#### Data entries

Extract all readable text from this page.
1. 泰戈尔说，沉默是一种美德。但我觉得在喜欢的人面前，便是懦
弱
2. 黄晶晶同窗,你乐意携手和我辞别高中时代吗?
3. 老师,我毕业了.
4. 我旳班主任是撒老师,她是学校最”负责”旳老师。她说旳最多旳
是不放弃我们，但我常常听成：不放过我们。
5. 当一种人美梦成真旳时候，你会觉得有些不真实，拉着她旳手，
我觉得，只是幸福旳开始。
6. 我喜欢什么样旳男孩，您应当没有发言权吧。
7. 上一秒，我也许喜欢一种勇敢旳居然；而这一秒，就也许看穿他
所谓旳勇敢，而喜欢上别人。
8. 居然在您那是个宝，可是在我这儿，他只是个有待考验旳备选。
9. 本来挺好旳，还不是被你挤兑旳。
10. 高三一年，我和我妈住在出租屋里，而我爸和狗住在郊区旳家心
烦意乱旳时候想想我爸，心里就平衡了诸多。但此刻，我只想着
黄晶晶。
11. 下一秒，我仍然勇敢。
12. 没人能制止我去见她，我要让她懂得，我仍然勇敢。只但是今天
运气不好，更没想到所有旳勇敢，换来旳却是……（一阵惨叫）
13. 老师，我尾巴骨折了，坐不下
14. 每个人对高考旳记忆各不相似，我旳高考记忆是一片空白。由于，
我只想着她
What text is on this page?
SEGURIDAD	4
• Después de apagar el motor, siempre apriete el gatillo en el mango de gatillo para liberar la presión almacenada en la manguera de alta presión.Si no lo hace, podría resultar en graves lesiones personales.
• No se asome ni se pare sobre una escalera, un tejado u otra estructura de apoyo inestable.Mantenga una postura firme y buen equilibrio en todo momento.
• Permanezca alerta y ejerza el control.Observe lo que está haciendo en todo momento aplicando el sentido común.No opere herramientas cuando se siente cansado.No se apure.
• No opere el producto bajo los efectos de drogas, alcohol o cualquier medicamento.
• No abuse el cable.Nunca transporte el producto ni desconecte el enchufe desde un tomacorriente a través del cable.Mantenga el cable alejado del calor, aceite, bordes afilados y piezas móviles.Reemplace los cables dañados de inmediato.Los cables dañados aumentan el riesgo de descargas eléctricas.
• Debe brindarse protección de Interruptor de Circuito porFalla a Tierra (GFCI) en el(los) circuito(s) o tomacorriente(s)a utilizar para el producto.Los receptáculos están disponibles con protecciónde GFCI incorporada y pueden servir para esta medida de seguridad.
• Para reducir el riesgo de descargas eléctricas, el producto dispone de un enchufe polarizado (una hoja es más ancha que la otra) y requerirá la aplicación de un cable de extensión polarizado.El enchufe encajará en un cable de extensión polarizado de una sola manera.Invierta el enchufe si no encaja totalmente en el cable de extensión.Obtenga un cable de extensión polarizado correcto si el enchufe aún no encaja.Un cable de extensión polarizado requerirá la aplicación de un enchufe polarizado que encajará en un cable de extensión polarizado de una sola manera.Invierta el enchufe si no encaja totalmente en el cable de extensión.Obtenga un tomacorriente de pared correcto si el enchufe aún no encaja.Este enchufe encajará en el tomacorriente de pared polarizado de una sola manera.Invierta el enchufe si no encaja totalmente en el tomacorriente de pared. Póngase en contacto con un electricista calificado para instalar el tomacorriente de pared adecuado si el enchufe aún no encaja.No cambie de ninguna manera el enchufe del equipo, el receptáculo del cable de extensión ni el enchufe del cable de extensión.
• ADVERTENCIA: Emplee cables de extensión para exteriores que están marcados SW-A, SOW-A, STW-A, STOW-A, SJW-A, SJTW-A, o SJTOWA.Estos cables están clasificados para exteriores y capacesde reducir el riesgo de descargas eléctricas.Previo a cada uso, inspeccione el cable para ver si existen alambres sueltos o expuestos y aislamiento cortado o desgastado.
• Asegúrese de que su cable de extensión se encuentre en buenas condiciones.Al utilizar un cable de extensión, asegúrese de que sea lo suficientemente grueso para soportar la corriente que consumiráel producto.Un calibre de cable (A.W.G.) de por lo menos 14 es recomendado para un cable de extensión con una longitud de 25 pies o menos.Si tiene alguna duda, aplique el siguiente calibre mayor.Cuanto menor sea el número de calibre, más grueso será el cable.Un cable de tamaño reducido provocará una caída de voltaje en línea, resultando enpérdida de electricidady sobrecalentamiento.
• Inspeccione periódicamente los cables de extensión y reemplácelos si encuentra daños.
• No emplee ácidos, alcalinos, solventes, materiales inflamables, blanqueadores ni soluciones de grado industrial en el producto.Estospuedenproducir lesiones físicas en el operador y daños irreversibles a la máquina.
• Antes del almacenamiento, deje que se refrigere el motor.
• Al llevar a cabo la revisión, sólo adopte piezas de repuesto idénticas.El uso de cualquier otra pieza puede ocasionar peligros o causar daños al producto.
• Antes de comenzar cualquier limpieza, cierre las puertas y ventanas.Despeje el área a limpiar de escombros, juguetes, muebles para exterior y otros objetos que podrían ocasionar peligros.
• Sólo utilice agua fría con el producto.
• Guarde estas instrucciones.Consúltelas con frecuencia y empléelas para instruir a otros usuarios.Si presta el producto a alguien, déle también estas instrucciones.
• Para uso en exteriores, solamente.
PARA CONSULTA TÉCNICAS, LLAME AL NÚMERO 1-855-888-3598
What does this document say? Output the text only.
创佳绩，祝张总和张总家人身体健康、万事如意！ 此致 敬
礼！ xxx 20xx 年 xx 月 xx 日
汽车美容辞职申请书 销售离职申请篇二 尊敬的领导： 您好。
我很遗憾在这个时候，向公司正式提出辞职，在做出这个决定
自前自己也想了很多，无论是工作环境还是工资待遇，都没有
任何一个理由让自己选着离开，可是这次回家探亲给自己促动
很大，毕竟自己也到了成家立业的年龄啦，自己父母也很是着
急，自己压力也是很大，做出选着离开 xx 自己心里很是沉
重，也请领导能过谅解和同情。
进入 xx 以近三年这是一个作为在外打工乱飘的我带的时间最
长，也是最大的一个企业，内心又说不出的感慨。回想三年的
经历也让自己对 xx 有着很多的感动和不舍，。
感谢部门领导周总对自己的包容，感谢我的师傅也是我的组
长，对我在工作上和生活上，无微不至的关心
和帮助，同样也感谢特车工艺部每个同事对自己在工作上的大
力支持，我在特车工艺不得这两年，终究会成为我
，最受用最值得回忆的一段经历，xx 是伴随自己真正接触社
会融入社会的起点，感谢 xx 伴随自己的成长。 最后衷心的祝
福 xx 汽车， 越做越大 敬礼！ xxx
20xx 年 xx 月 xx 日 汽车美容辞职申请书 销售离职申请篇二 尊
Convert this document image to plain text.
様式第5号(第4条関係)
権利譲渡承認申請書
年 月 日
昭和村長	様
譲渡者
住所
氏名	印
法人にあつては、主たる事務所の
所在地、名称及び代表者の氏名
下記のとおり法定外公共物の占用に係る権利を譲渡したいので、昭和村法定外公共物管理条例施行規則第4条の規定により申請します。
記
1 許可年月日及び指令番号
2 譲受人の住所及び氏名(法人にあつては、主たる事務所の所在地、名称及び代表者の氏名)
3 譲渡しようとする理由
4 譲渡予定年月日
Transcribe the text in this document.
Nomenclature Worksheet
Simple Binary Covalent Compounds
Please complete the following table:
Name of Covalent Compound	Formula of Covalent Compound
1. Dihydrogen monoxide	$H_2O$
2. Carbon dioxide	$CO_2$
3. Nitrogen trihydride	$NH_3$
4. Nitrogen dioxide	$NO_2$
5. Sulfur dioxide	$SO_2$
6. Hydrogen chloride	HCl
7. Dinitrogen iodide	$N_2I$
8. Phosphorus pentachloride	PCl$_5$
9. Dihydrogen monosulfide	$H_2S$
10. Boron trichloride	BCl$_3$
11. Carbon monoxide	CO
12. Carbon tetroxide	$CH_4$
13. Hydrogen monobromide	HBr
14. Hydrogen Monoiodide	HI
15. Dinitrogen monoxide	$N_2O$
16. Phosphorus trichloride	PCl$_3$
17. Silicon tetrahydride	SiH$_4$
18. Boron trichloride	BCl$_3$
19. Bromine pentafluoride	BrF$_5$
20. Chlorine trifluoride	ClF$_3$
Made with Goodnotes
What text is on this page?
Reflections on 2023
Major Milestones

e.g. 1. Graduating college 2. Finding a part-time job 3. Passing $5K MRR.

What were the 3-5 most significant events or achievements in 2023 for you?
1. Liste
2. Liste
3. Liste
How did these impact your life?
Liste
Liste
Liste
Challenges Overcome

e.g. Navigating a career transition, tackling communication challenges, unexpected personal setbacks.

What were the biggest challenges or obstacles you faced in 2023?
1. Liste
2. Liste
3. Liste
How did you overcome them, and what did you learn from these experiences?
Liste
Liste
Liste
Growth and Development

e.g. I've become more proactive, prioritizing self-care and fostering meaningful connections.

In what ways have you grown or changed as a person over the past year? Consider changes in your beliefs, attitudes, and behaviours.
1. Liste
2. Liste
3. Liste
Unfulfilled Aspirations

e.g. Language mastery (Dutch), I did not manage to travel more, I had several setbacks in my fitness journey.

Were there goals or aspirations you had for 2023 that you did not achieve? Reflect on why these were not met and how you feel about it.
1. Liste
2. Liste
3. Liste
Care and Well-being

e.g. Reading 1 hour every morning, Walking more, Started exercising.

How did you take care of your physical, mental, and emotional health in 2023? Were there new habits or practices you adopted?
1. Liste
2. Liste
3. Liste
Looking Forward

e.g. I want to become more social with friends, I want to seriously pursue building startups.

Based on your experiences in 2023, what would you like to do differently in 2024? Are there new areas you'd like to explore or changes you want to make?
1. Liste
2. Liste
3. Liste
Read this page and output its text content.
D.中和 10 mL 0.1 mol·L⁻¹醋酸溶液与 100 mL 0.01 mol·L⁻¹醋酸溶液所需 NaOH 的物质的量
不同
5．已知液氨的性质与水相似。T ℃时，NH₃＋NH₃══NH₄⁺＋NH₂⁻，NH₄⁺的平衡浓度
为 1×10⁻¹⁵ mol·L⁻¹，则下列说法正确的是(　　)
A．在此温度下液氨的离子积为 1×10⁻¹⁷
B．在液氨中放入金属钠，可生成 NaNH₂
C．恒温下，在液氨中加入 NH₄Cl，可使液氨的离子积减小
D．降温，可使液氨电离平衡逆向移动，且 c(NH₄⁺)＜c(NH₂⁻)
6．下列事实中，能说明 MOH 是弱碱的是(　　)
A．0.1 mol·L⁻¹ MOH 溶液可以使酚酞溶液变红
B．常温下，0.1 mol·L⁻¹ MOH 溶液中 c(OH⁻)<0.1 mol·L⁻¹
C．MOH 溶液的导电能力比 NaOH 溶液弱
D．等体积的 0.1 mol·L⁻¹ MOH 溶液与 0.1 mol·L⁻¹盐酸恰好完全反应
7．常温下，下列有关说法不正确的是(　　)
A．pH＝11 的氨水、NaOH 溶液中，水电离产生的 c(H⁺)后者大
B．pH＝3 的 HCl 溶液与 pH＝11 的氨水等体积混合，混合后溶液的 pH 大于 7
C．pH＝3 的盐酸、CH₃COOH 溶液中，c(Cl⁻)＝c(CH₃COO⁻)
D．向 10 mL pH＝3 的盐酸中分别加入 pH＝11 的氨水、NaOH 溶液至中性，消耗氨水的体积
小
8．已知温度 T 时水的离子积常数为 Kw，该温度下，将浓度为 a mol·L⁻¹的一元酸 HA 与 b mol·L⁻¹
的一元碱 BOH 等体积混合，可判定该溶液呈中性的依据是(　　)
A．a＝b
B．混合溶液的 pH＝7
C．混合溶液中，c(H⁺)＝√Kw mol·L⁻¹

########

# [Stated task]
List each line of the records that holds the string "document".

# [Task answer]
What does this document say? Output the text only.
Convert this document image to plain text.
Transcribe the text in this document.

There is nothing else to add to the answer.